Exercise goal:
Make an exact copy of the entries below.
────────────────────
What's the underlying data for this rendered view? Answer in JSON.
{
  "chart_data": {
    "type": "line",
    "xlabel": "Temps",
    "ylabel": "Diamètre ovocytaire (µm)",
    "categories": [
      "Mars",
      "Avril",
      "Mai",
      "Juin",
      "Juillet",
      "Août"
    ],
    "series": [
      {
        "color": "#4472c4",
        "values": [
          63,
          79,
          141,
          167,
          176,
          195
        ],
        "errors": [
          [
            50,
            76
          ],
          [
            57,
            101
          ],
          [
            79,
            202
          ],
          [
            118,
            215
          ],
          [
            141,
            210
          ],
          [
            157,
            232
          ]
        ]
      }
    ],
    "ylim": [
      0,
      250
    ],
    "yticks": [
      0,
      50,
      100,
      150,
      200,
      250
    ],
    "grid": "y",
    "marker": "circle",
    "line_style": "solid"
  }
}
────────────────────
Response:
What's the underlying data for this rendered view? Answer in JSON.
{
  "chart_data": {
    "type": "line",
    "xlabel": "Temps",
    "ylabel": "Diamètre ovocytaire (µm)",
    "categories": [
      "Mars",
      "Avril",
      "Mai",
      "Juin",
      "Juillet",
      "Août"
    ],
    "series": [
      {
        "color": "#4472c4",
        "values": [
          63,
          79,
          141,
          167,
          176,
          195
        ],
        "errors": [
          [
            50,
            76
          ],
          [
            57,
            101
          ],
          [
            79,
            202
          ],
          [
            118,
            215
          ],
          [
            141,
            210
          ],
          [
            157,
            232
          ]
        ]
      }
    ],
    "ylim": [
      0,
      250
    ],
    "yticks": [
      0,
      50,
      100,
      150,
      200,
      250
    ],
    "grid": "y",
    "marker": "circle",
    "line_style": "solid"
  }
}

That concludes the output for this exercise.